REQUIREMENTS:
With the pictures omitted, write out the entries that follow exactly as they stand.

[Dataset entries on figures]
============================================================

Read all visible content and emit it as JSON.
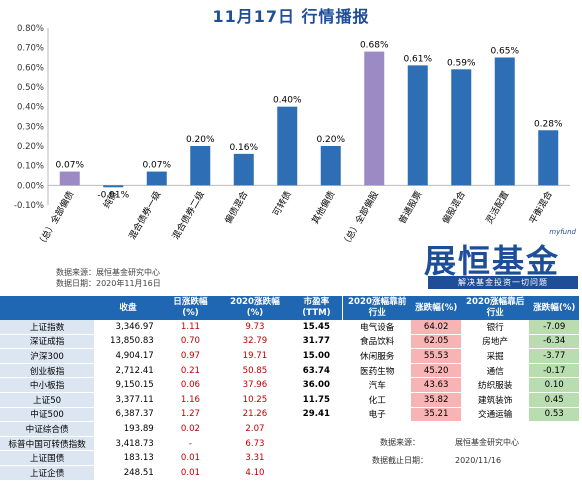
{
  "title": "11月17日  行情播报",
  "source": {
    "label1": "数据来源：",
    "value1": "展恒基金研究中心",
    "label2": "数据日期：",
    "value2": "2020年11月16日"
  },
  "logo": {
    "small": "myfund",
    "main": "展恒基金",
    "sub": "解决基金投资一切问题"
  },
  "chart_data": {
    "type": "bar",
    "categories": [
      "（总）全部偏债",
      "纯债",
      "混合债券一级",
      "混合债券二级",
      "偏债混合",
      "可转债",
      "其他偏债",
      "（总）全部偏股",
      "普通股票",
      "偏股混合",
      "灵活配置",
      "平衡混合"
    ],
    "values": [
      0.07,
      -0.01,
      0.07,
      0.2,
      0.16,
      0.4,
      0.2,
      0.68,
      0.61,
      0.59,
      0.65,
      0.28
    ],
    "data_labels": [
      "0.07%",
      "-0.01%",
      "0.07%",
      "0.20%",
      "0.16%",
      "0.40%",
      "0.20%",
      "0.68%",
      "0.61%",
      "0.59%",
      "0.65%",
      "0.28%"
    ],
    "highlight_index": [
      0,
      7
    ],
    "colors": {
      "normal": "#2e6eb5",
      "highlight": "#9b8ac4"
    },
    "ylim": [
      -0.1,
      0.8
    ],
    "yticks": [
      "-0.10%",
      "0.00%",
      "0.10%",
      "0.20%",
      "0.30%",
      "0.40%",
      "0.50%",
      "0.60%",
      "0.70%",
      "0.80%"
    ],
    "ytick_values": [
      -0.1,
      0.0,
      0.1,
      0.2,
      0.3,
      0.4,
      0.5,
      0.6,
      0.7,
      0.8
    ]
  },
  "left_table": {
    "headers": [
      "",
      "收盘",
      "日涨跌幅\n(%)",
      "2020涨跌幅\n(%)",
      "市盈率\n(TTM)"
    ],
    "rows": [
      {
        "name": "上证指数",
        "close": "3,346.97",
        "chg": "1.11",
        "ytd": "9.73",
        "pe": "15.45"
      },
      {
        "name": "深证成指",
        "close": "13,850.83",
        "chg": "0.70",
        "ytd": "32.79",
        "pe": "31.77"
      },
      {
        "name": "沪深300",
        "close": "4,904.17",
        "chg": "0.97",
        "ytd": "19.71",
        "pe": "15.00"
      },
      {
        "name": "创业板指",
        "close": "2,712.41",
        "chg": "0.21",
        "ytd": "50.85",
        "pe": "63.74"
      },
      {
        "name": "中小板指",
        "close": "9,150.15",
        "chg": "0.06",
        "ytd": "37.96",
        "pe": "36.00"
      },
      {
        "name": "上证50",
        "close": "3,377.11",
        "chg": "1.16",
        "ytd": "10.25",
        "pe": "11.75"
      },
      {
        "name": "中证500",
        "close": "6,387.37",
        "chg": "1.27",
        "ytd": "21.26",
        "pe": "29.41"
      },
      {
        "name": "中证综合债",
        "close": "193.89",
        "chg": "0.02",
        "ytd": "2.07",
        "pe": ""
      },
      {
        "name": "标普中国可转债指数",
        "close": "3,418.73",
        "chg": "-",
        "ytd": "6.73",
        "pe": ""
      },
      {
        "name": "上证国债",
        "close": "183.13",
        "chg": "0.01",
        "ytd": "3.31",
        "pe": ""
      },
      {
        "name": "上证企债",
        "close": "248.51",
        "chg": "0.01",
        "ytd": "4.10",
        "pe": ""
      }
    ]
  },
  "right_table": {
    "headers": [
      "2020涨幅靠前\n行业",
      "涨跌幅(%)",
      "2020涨幅靠后\n行业",
      "涨跌幅(%)"
    ],
    "colors": {
      "top_bg": "#f8b4b4",
      "bottom_bg": "#b9dcb0"
    },
    "rows": [
      {
        "top": "电气设备",
        "top_v": "64.02",
        "bot": "银行",
        "bot_v": "-7.09"
      },
      {
        "top": "食品饮料",
        "top_v": "62.05",
        "bot": "房地产",
        "bot_v": "-6.34"
      },
      {
        "top": "休闲服务",
        "top_v": "55.53",
        "bot": "采掘",
        "bot_v": "-3.77"
      },
      {
        "top": "医药生物",
        "top_v": "45.20",
        "bot": "通信",
        "bot_v": "-0.17"
      },
      {
        "top": "汽车",
        "top_v": "43.63",
        "bot": "纺织服装",
        "bot_v": "0.10"
      },
      {
        "top": "化工",
        "top_v": "35.82",
        "bot": "建筑装饰",
        "bot_v": "0.45"
      },
      {
        "top": "电子",
        "top_v": "35.21",
        "bot": "交通运输",
        "bot_v": "0.53"
      }
    ]
  },
  "bottom_source": {
    "label1": "数据来源：",
    "value1": "展恒基金研究中心",
    "label2": "数据截止日期：",
    "value2": "2020/11/16"
  }
}
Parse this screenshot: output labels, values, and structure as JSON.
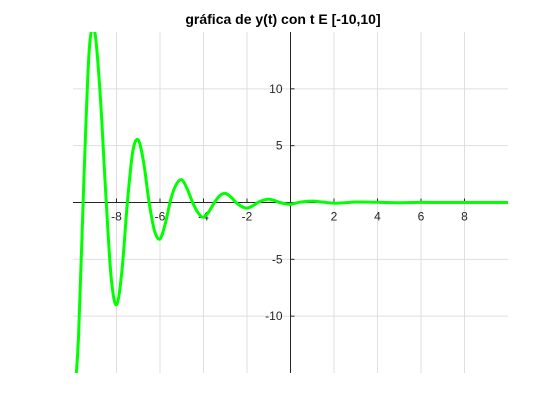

============================================================

FULL RESPONSE:
Read all visible content and emit it as JSON.
{
  "title": "11月17日  行情播报",
  "source": {
    "label1": "数据来源：",
    "value1": "展恒基金研究中心",
    "label2": "数据日期：",
    "value2": "2020年11月16日"
  },
  "logo": {
    "small": "myfund",
    "main": "展恒基金",
    "sub": "解决基金投资一切问题"
  },
  "chart_data": {
    "type": "bar",
    "categories": [
      "（总）全部偏债",
      "纯债",
      "混合债券一级",
      "混合债券二级",
      "偏债混合",
      "可转债",
      "其他偏债",
      "（总）全部偏股",
      "普通股票",
      "偏股混合",
      "灵活配置",
      "平衡混合"
    ],
    "values": [
      0.07,
      -0.01,
      0.07,
      0.2,
      0.16,
      0.4,
      0.2,
      0.68,
      0.61,
      0.59,
      0.65,
      0.28
    ],
    "data_labels": [
      "0.07%",
      "-0.01%",
      "0.07%",
      "0.20%",
      "0.16%",
      "0.40%",
      "0.20%",
      "0.68%",
      "0.61%",
      "0.59%",
      "0.65%",
      "0.28%"
    ],
    "highlight_index": [
      0,
      7
    ],
    "colors": {
      "normal": "#2e6eb5",
      "highlight": "#9b8ac4"
    },
    "ylim": [
      -0.1,
      0.8
    ],
    "yticks": [
      "-0.10%",
      "0.00%",
      "0.10%",
      "0.20%",
      "0.30%",
      "0.40%",
      "0.50%",
      "0.60%",
      "0.70%",
      "0.80%"
    ],
    "ytick_values": [
      -0.1,
      0.0,
      0.1,
      0.2,
      0.3,
      0.4,
      0.5,
      0.6,
      0.7,
      0.8
    ]
  },
  "left_table": {
    "headers": [
      "",
      "收盘",
      "日涨跌幅\n(%)",
      "2020涨跌幅\n(%)",
      "市盈率\n(TTM)"
    ],
    "rows": [
      {
        "name": "上证指数",
        "close": "3,346.97",
        "chg": "1.11",
        "ytd": "9.73",
        "pe": "15.45"
      },
      {
        "name": "深证成指",
        "close": "13,850.83",
        "chg": "0.70",
        "ytd": "32.79",
        "pe": "31.77"
      },
      {
        "name": "沪深300",
        "close": "4,904.17",
        "chg": "0.97",
        "ytd": "19.71",
        "pe": "15.00"
      },
      {
        "name": "创业板指",
        "close": "2,712.41",
        "chg": "0.21",
        "ytd": "50.85",
        "pe": "63.74"
      },
      {
        "name": "中小板指",
        "close": "9,150.15",
        "chg": "0.06",
        "ytd": "37.96",
        "pe": "36.00"
      },
      {
        "name": "上证50",
        "close": "3,377.11",
        "chg": "1.16",
        "ytd": "10.25",
        "pe": "11.75"
      },
      {
        "name": "中证500",
        "close": "6,387.37",
        "chg": "1.27",
        "ytd": "21.26",
        "pe": "29.41"
      },
      {
        "name": "中证综合债",
        "close": "193.89",
        "chg": "0.02",
        "ytd": "2.07",
        "pe": ""
      },
      {
        "name": "标普中国可转债指数",
        "close": "3,418.73",
        "chg": "-",
        "ytd": "6.73",
        "pe": ""
      },
      {
        "name": "上证国债",
        "close": "183.13",
        "chg": "0.01",
        "ytd": "3.31",
        "pe": ""
      },
      {
        "name": "上证企债",
        "close": "248.51",
        "chg": "0.01",
        "ytd": "4.10",
        "pe": ""
      }
    ]
  },
  "right_table": {
    "headers": [
      "2020涨幅靠前\n行业",
      "涨跌幅(%)",
      "2020涨幅靠后\n行业",
      "涨跌幅(%)"
    ],
    "colors": {
      "top_bg": "#f8b4b4",
      "bottom_bg": "#b9dcb0"
    },
    "rows": [
      {
        "top": "电气设备",
        "top_v": "64.02",
        "bot": "银行",
        "bot_v": "-7.09"
      },
      {
        "top": "食品饮料",
        "top_v": "62.05",
        "bot": "房地产",
        "bot_v": "-6.34"
      },
      {
        "top": "休闲服务",
        "top_v": "55.53",
        "bot": "采掘",
        "bot_v": "-3.77"
      },
      {
        "top": "医药生物",
        "top_v": "45.20",
        "bot": "通信",
        "bot_v": "-0.17"
      },
      {
        "top": "汽车",
        "top_v": "43.63",
        "bot": "纺织服装",
        "bot_v": "0.10"
      },
      {
        "top": "化工",
        "top_v": "35.82",
        "bot": "建筑装饰",
        "bot_v": "0.45"
      },
      {
        "top": "电子",
        "top_v": "35.21",
        "bot": "交通运输",
        "bot_v": "0.53"
      }
    ]
  },
  "bottom_source": {
    "label1": "数据来源：",
    "value1": "展恒基金研究中心",
    "label2": "数据截止日期：",
    "value2": "2020/11/16"
  }
}
Parse this screenshot: output labels, values, and structure as JSON.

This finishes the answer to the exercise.